◆ **Goal**:
Show all lines holding the string "lista".
************
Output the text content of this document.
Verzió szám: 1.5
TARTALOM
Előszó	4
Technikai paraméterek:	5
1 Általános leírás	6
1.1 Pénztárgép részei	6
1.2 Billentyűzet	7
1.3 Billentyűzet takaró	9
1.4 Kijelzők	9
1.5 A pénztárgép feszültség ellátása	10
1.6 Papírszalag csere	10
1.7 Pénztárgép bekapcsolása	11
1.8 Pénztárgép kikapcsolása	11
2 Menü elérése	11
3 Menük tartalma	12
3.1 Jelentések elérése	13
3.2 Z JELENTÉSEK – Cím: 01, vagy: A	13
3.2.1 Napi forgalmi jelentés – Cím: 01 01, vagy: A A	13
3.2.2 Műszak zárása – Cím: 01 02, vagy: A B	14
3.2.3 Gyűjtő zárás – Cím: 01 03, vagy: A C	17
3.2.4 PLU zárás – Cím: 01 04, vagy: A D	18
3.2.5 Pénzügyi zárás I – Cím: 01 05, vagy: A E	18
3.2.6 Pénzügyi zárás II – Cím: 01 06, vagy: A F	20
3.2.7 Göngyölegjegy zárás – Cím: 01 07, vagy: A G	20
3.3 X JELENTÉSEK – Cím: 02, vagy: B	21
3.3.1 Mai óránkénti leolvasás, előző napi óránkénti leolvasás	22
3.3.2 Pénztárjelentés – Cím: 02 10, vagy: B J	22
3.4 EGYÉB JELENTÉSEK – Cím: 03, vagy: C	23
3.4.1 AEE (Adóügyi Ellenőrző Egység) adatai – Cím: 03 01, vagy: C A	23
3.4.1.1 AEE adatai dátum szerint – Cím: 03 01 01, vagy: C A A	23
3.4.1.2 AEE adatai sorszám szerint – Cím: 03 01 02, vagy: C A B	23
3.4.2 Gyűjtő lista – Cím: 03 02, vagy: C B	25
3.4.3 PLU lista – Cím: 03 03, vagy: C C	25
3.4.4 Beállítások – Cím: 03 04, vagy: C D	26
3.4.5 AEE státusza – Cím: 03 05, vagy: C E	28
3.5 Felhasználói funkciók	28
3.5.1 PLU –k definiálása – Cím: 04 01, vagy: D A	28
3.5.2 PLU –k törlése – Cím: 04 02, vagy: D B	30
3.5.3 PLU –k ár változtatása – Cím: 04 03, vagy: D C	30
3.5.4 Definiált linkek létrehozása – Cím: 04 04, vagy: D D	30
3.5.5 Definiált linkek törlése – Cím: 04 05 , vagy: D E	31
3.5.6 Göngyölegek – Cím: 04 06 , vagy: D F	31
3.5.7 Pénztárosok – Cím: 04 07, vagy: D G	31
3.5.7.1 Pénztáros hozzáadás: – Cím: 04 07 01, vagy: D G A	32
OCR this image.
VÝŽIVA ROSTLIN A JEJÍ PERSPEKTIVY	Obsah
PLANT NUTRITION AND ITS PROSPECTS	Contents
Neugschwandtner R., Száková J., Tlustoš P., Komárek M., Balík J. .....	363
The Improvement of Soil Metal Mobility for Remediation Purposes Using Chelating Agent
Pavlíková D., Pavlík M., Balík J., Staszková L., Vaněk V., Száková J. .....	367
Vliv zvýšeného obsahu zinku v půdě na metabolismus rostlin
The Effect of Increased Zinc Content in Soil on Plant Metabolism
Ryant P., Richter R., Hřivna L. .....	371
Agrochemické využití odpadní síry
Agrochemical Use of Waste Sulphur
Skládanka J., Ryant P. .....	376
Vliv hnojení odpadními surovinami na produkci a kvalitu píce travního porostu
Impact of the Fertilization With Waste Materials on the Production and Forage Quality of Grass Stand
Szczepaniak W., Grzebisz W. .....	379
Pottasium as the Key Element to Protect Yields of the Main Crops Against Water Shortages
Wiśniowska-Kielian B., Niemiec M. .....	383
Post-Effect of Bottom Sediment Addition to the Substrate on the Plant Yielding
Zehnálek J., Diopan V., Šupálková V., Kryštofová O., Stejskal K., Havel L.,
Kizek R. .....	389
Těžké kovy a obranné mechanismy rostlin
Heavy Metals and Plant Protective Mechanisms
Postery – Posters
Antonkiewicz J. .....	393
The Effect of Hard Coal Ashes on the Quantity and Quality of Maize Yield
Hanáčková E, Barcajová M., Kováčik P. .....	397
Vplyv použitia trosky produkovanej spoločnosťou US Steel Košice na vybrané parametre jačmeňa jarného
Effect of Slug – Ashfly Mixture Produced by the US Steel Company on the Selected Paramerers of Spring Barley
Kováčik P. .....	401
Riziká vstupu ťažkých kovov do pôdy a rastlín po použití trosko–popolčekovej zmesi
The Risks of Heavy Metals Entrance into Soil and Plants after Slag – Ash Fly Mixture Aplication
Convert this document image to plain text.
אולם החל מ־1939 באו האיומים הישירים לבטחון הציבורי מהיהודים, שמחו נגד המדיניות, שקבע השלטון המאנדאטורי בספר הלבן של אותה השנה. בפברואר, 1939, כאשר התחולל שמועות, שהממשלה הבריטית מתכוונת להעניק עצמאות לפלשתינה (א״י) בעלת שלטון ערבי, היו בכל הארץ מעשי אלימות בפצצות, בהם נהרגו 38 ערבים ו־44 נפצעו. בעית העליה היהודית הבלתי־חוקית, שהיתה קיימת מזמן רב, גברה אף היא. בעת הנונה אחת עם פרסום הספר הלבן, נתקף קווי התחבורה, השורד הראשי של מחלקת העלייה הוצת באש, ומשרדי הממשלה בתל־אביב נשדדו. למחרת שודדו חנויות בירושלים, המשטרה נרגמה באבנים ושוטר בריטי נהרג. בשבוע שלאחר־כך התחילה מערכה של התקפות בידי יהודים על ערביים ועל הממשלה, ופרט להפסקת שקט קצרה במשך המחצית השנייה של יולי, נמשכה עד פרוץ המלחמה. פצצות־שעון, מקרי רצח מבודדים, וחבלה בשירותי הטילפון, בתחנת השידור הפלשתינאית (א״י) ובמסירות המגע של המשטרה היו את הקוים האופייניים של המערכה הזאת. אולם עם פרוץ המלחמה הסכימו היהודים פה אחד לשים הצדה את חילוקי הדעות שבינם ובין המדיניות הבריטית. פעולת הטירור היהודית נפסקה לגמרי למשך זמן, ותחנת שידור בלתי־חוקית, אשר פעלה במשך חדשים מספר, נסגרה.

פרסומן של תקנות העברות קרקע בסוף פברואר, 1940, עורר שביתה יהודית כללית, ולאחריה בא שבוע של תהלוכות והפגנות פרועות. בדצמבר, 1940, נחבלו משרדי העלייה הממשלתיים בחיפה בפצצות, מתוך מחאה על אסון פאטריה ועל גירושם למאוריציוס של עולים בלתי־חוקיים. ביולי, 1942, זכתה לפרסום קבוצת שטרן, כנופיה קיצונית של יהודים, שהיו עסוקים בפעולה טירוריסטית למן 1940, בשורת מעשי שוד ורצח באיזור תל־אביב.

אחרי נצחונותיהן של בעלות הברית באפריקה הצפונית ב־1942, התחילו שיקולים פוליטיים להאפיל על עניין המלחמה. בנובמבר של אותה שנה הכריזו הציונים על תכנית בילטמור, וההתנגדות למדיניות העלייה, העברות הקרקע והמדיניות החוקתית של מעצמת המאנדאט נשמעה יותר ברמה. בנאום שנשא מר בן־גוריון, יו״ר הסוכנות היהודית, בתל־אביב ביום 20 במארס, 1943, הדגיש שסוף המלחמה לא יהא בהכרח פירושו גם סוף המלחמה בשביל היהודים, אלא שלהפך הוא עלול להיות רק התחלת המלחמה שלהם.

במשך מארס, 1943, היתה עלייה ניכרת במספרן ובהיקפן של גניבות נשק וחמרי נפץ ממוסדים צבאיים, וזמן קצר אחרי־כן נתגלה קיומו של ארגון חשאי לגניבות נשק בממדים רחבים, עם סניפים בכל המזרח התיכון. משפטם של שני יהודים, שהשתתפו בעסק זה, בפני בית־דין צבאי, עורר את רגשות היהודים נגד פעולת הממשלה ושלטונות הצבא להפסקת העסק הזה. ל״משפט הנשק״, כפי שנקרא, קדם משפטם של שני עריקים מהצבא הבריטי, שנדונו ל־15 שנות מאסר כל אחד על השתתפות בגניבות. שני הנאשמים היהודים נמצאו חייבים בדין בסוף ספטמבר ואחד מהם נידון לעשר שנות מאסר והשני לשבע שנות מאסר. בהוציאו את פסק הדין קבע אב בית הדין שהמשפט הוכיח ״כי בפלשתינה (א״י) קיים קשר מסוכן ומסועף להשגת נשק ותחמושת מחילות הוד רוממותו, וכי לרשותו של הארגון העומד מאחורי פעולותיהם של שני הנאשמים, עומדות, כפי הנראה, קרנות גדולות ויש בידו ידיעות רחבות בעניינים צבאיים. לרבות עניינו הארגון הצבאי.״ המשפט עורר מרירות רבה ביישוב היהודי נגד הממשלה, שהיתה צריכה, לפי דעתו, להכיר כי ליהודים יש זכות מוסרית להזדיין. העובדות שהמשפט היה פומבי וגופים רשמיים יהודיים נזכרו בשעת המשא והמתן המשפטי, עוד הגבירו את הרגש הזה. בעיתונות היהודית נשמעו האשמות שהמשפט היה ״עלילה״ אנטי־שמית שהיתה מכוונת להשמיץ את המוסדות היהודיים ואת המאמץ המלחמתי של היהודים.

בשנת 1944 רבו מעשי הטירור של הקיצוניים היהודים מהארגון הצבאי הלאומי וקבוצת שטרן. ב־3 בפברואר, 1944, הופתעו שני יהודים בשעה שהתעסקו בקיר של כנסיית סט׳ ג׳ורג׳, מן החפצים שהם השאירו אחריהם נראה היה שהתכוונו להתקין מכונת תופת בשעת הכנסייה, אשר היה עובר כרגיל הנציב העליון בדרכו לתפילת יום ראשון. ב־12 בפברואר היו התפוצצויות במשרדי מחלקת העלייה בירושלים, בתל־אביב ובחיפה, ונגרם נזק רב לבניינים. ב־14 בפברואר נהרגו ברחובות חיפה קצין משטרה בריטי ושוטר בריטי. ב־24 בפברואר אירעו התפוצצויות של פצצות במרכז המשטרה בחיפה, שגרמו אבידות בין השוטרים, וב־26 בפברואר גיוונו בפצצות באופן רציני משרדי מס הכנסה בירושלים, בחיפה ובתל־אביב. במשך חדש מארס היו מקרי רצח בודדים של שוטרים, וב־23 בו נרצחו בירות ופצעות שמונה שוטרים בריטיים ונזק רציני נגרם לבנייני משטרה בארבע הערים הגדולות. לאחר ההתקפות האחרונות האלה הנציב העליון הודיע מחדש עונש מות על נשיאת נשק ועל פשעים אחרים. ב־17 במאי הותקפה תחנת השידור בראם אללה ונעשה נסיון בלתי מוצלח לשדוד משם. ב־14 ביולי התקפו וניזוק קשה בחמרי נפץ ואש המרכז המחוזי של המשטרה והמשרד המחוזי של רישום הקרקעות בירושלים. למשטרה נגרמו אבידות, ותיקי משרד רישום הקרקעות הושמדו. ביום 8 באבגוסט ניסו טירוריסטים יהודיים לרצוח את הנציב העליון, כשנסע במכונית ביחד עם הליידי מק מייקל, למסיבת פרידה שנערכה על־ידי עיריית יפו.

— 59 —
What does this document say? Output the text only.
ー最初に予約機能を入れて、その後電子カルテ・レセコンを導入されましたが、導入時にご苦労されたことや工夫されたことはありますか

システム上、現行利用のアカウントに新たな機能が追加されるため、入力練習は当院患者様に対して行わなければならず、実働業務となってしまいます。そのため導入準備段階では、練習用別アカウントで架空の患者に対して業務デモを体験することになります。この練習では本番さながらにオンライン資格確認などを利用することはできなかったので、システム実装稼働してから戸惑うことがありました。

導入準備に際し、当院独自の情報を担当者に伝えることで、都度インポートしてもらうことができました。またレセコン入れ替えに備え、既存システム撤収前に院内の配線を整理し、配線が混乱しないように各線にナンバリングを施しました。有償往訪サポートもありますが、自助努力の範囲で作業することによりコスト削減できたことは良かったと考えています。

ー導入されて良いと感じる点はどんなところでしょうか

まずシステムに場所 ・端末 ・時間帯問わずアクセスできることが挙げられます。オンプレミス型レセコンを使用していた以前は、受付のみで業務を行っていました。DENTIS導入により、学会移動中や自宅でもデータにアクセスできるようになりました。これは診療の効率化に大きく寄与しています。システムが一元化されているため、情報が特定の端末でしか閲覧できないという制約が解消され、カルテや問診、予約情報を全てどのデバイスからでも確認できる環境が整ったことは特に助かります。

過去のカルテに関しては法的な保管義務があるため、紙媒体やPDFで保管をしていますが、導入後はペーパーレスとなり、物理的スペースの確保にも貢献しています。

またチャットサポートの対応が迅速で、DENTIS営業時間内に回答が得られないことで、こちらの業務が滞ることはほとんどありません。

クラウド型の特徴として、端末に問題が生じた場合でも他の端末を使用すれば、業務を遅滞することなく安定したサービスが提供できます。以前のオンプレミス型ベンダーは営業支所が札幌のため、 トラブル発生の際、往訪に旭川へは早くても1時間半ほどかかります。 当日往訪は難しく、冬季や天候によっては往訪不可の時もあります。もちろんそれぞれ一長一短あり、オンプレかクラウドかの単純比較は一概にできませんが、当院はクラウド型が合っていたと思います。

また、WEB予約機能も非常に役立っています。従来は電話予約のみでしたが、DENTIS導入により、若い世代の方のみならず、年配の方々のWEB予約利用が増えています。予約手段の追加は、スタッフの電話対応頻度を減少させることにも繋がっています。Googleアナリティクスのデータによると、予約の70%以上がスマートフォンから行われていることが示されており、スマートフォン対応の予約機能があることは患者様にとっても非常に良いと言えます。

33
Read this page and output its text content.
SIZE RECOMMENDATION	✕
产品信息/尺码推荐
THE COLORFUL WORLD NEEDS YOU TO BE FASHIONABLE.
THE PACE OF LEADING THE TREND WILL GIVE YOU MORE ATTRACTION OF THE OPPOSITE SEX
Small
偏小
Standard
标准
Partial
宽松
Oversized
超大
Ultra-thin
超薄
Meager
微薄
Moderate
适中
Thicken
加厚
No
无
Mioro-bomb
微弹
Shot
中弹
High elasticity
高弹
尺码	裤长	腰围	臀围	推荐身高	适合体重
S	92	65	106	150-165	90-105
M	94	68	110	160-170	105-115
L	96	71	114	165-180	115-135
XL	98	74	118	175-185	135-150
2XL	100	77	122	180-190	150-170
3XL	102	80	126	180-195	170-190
************
◆ **Response to the exercise**:
3.4.2 Gyűjtő lista – Cím: 03 02, vagy: C B	25
3.4.3 PLU lista – Cím: 03 03, vagy: C C	25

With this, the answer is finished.